> _EXERCISE REQUIREMENTS_:
Find the lines holding the word "exchange" and collect them.

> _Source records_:
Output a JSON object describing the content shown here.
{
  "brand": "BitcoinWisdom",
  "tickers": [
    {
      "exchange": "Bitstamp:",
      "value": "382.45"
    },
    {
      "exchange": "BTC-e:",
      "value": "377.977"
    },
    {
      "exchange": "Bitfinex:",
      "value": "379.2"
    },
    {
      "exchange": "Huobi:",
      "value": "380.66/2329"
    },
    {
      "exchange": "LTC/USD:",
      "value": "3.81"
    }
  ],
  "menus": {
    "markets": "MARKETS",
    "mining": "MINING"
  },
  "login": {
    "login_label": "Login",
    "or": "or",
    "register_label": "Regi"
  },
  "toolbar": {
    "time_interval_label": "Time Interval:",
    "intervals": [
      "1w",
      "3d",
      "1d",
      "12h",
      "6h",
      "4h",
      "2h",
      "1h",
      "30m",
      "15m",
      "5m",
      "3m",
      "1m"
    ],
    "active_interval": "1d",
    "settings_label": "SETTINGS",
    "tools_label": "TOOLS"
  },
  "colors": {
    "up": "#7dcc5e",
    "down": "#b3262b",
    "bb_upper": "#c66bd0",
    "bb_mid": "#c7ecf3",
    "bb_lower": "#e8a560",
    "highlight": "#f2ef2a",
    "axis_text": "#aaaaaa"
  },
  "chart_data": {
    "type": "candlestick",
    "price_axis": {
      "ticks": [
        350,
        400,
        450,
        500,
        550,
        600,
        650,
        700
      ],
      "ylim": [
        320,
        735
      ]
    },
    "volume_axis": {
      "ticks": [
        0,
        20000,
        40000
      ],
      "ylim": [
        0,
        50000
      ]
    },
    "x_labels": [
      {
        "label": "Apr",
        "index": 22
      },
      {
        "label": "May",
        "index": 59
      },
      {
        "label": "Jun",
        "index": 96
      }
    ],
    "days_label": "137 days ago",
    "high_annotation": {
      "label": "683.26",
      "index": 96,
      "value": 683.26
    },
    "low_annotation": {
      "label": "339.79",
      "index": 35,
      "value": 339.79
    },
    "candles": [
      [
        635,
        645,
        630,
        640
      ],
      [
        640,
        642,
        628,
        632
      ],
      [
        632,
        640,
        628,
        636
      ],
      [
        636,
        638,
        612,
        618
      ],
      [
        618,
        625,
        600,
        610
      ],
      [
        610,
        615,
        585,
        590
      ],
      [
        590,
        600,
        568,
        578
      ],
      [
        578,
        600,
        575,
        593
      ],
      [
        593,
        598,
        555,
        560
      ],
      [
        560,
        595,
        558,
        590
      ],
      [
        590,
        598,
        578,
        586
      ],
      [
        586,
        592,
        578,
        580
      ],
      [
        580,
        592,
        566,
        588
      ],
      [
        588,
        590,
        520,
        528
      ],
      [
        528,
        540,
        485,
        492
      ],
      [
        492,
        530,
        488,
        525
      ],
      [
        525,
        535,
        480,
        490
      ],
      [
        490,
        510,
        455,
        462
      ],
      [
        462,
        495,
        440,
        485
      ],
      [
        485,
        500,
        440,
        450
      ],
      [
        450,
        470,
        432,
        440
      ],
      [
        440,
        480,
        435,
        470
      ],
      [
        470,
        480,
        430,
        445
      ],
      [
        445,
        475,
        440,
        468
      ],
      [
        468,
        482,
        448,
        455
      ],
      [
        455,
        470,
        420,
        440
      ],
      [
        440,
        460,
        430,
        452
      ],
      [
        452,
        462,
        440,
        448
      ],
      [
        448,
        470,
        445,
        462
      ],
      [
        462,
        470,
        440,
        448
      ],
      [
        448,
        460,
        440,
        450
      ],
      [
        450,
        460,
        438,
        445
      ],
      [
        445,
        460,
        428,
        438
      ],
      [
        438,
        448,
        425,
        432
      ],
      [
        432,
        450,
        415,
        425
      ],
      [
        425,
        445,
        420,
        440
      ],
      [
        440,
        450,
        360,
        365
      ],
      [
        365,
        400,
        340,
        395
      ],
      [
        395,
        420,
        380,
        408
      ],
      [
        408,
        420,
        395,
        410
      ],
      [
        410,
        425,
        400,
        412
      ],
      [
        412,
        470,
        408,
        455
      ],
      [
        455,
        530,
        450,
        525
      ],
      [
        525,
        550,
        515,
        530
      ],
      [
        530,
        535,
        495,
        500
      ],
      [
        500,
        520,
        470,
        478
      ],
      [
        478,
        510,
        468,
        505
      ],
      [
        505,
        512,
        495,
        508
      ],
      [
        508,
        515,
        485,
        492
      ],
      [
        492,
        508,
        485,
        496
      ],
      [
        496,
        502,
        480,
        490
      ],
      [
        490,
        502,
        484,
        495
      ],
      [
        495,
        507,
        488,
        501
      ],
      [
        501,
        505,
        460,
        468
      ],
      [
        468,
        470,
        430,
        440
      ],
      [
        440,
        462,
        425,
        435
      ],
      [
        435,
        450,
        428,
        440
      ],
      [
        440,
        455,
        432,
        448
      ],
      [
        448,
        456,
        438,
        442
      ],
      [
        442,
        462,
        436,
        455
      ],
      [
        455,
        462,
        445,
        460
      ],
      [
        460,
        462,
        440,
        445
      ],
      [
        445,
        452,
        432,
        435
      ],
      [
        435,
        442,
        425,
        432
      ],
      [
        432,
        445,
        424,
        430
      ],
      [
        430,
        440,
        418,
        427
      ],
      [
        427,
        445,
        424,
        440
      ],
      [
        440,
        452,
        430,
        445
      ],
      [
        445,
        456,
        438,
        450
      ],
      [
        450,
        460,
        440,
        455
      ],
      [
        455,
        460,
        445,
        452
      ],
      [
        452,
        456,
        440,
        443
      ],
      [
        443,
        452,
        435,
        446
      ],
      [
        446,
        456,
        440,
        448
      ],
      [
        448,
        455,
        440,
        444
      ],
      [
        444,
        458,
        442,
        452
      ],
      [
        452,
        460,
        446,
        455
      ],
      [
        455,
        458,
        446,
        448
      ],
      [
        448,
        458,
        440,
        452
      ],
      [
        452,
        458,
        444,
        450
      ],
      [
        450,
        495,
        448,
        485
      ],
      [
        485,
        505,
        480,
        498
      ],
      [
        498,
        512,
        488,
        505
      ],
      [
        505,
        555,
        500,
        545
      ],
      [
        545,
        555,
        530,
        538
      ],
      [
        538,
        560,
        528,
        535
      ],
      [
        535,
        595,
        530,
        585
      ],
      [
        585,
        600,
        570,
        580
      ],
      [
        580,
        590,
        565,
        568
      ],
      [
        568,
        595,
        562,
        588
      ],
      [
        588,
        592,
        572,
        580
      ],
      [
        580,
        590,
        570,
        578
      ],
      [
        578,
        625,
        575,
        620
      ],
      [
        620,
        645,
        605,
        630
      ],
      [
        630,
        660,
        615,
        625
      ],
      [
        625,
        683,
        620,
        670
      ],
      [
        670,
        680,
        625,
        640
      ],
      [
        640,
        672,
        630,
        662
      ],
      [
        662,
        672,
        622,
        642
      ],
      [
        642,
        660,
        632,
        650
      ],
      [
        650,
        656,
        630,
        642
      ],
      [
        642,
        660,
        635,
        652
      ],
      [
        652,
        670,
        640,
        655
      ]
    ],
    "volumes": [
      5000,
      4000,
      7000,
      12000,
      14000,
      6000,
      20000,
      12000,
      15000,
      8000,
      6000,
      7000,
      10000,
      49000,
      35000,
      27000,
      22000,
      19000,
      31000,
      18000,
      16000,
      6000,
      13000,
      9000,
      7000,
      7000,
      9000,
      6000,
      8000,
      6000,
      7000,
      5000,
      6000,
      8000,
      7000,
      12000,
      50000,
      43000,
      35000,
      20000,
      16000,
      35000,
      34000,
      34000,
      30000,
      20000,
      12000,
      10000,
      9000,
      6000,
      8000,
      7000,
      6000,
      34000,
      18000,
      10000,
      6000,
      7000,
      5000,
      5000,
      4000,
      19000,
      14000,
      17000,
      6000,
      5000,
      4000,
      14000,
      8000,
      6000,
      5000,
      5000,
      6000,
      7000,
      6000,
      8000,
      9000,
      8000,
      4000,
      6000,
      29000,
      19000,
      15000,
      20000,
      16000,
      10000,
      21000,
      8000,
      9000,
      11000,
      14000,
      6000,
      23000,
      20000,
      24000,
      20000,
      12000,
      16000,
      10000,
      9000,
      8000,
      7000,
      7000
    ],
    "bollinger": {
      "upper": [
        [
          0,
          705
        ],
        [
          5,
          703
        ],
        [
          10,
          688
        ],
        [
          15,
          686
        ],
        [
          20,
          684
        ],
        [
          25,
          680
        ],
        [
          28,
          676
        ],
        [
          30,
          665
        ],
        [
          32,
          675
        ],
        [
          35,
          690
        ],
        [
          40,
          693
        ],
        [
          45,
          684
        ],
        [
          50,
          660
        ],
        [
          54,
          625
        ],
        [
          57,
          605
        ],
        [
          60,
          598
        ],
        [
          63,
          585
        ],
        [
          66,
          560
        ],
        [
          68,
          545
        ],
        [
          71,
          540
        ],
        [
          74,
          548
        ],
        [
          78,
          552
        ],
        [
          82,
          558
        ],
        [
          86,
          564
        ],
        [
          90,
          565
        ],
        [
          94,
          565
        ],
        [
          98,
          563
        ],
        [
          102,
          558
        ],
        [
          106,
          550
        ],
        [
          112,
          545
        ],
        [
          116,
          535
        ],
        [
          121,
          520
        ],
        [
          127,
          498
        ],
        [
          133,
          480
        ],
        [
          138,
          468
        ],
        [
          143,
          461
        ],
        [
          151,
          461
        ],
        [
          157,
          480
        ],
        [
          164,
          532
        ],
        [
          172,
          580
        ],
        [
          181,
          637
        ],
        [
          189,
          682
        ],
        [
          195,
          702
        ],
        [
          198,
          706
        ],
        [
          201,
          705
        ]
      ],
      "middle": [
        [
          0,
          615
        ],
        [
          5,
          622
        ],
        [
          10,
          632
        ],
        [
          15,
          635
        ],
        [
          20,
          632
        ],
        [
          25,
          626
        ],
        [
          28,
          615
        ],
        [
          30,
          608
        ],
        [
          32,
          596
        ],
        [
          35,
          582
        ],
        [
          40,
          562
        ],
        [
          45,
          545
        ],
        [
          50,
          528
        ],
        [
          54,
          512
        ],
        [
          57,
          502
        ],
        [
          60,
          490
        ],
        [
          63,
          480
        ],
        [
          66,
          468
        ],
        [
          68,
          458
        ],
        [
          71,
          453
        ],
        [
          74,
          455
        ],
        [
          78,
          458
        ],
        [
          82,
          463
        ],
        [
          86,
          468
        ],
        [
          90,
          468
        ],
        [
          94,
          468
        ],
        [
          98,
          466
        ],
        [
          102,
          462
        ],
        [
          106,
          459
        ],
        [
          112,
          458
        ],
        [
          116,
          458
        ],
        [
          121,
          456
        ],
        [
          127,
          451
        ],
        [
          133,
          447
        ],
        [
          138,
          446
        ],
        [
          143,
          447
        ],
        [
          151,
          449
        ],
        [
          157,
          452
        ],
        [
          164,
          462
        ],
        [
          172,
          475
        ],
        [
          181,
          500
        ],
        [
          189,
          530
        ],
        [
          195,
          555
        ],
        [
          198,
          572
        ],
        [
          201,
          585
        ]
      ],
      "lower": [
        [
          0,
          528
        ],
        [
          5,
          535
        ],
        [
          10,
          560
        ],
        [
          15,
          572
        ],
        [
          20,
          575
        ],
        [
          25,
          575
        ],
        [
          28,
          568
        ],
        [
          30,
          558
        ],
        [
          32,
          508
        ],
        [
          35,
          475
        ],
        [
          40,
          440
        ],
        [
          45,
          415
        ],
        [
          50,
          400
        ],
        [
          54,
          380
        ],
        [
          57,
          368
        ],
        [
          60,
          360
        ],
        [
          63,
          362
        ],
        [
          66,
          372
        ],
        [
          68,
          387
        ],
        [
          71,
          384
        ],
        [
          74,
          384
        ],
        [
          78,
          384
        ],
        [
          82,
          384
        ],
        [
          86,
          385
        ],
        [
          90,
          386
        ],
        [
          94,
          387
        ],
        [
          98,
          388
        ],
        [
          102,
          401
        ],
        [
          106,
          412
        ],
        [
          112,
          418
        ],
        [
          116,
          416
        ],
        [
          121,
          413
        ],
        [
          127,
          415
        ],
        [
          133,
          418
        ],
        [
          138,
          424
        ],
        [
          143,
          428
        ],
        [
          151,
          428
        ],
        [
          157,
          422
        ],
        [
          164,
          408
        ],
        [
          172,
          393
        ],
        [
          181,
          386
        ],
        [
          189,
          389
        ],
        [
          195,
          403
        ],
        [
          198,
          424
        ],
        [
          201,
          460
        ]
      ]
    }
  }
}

> _RESPONSE TO THE EXERCISE_:
      "exchange": "Bitstamp:",
      "exchange": "BTC-e:",
      "exchange": "Bitfinex:",
      "exchange": "Huobi:",
      "exchange": "LTC/USD:",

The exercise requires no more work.